In the records that follow, show each line where the word "name" is present.

Data extracted from a collection:
+++++
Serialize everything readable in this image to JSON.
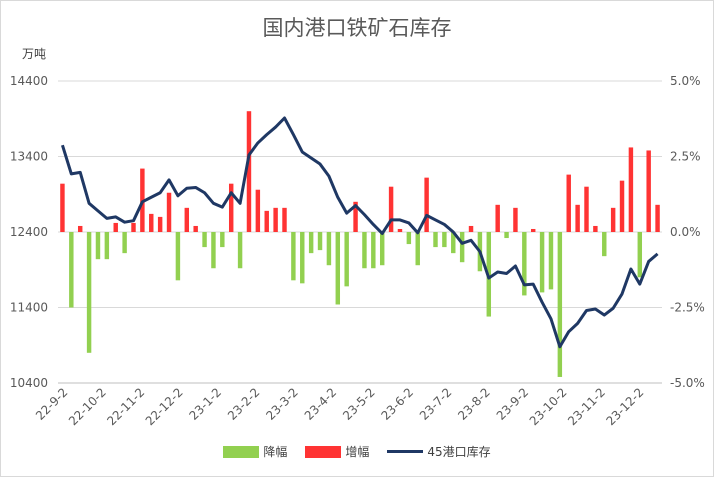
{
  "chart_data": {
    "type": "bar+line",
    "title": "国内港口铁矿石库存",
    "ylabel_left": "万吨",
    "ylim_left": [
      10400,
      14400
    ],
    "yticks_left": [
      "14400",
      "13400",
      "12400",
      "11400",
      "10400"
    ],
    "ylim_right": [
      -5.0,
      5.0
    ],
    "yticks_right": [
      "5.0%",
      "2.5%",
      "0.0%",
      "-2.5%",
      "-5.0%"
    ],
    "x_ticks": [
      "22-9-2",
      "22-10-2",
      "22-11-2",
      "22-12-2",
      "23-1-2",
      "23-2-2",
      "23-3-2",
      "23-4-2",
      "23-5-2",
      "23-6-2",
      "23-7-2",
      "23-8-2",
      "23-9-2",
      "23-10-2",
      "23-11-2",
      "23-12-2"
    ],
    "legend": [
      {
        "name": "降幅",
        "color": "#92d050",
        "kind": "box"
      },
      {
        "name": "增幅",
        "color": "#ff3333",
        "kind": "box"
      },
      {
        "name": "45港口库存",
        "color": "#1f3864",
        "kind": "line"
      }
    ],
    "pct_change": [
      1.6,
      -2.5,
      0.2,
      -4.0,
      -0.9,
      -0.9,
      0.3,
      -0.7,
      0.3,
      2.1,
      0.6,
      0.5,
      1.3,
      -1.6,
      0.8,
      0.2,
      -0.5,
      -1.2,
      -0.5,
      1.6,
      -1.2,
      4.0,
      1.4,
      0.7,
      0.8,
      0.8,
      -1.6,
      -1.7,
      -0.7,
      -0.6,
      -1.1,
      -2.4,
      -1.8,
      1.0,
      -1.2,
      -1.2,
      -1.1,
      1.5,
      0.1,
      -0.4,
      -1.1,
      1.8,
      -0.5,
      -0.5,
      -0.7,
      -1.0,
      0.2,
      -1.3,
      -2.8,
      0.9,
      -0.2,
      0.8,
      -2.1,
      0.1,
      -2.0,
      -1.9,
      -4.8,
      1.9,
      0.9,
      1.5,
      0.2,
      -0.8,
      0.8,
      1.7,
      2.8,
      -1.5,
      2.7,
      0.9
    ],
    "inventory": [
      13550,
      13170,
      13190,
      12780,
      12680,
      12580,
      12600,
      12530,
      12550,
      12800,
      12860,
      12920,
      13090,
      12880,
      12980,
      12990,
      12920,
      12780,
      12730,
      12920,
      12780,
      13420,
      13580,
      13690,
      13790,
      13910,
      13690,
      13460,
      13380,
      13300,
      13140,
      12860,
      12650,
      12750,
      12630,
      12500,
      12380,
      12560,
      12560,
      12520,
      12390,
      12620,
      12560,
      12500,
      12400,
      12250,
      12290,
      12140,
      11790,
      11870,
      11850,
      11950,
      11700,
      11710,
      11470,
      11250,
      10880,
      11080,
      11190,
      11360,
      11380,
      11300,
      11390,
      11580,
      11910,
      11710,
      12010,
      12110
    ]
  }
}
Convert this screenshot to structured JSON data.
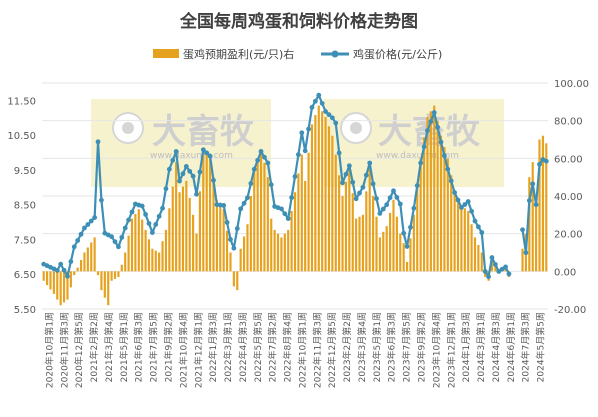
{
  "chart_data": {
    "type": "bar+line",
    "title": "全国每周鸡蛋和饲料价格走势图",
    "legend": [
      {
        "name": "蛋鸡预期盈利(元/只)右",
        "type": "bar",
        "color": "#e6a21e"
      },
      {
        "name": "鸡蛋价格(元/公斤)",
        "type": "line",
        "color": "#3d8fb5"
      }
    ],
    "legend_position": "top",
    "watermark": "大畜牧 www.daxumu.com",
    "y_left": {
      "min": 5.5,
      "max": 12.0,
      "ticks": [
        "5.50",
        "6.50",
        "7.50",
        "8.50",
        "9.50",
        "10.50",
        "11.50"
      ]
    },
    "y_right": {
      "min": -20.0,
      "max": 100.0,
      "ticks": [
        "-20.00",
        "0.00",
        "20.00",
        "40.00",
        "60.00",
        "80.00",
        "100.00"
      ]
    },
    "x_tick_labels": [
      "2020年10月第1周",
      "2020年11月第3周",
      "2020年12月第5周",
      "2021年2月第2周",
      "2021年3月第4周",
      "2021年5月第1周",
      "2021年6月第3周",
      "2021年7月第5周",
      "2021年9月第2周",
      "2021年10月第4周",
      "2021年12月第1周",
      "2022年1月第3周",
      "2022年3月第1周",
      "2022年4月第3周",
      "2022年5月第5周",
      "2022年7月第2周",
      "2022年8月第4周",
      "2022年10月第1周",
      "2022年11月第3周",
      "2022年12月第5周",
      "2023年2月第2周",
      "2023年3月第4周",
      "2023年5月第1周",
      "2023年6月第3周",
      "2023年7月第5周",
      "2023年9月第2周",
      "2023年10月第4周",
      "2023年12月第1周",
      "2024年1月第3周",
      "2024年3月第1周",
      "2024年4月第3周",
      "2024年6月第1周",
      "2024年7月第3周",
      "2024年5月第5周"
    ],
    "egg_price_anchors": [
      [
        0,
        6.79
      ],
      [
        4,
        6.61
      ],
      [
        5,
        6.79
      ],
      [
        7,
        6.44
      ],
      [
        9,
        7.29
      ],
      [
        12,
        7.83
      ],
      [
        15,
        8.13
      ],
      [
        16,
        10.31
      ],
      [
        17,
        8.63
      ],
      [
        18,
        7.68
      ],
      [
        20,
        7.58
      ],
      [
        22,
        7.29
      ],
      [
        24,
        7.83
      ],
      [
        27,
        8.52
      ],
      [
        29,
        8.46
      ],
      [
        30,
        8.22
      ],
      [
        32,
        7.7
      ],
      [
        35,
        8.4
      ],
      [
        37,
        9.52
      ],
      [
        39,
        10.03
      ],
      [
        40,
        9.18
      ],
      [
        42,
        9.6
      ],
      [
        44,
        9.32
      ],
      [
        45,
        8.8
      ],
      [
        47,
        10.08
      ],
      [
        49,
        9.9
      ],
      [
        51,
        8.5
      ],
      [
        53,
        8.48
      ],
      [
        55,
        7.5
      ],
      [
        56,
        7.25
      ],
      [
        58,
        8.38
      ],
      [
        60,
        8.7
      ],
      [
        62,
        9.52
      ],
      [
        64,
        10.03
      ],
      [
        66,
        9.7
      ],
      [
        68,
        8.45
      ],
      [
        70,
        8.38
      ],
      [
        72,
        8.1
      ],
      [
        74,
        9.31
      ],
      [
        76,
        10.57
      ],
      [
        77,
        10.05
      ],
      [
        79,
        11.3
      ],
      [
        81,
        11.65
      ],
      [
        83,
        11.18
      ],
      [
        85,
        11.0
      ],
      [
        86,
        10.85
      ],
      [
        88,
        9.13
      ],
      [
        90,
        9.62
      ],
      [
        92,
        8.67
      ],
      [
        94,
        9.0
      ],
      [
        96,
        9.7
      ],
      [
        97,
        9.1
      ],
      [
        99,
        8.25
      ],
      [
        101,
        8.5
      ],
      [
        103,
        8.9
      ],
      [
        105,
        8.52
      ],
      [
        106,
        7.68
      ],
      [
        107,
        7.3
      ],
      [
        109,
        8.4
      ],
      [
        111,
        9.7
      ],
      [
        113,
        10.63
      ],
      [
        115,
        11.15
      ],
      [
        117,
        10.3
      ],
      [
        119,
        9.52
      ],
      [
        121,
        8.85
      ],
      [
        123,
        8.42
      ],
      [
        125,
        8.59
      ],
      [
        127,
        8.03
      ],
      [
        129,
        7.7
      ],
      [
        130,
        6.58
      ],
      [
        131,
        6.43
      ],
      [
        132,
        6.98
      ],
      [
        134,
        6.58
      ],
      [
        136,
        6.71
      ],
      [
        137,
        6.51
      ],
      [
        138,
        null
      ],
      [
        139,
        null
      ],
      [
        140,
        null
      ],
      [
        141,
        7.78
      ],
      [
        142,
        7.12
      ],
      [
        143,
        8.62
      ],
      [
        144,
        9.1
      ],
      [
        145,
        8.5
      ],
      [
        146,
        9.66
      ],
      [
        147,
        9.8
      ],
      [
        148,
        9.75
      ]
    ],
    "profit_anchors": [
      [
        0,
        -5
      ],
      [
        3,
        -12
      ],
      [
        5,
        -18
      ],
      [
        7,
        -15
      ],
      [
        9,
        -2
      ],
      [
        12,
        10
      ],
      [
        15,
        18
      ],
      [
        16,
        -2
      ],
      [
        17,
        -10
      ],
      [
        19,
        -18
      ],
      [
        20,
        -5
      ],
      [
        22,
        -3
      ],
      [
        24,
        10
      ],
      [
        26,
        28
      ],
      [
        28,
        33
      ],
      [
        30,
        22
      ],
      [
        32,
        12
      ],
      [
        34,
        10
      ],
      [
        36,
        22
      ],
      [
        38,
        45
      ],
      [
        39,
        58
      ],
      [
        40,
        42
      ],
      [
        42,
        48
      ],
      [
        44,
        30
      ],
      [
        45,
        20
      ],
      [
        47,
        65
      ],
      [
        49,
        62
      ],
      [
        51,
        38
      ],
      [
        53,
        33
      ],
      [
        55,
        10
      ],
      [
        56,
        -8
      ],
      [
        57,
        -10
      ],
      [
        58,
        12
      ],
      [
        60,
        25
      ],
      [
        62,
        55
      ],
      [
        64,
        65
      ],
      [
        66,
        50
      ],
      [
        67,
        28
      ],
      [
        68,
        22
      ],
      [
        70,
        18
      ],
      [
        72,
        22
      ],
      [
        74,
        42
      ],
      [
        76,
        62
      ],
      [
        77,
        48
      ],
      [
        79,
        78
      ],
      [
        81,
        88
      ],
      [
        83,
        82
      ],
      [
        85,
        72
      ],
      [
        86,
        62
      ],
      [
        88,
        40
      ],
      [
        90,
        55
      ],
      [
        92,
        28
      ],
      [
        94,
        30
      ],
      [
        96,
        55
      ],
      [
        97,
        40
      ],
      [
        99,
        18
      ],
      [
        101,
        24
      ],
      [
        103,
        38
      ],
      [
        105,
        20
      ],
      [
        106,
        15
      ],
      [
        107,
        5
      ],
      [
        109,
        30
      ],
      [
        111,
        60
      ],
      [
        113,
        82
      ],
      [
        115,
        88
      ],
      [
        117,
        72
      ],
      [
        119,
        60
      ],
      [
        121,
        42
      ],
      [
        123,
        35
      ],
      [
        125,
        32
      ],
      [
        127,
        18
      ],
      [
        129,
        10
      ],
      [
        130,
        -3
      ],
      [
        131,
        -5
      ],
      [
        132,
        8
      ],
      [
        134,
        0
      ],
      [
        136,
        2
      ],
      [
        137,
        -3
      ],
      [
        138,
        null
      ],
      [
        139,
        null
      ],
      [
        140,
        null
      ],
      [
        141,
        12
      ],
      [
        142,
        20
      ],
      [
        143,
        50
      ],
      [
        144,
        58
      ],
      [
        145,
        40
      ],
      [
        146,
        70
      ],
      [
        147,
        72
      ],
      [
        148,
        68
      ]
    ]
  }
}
+++++
◆ **Response below**:
        "name": "降幅",
        "name": "增幅",
        "name": "45港口库存",
        "name": "蛋鸡预期盈利(元/只)右",
        "name": "鸡蛋价格(元/公斤)",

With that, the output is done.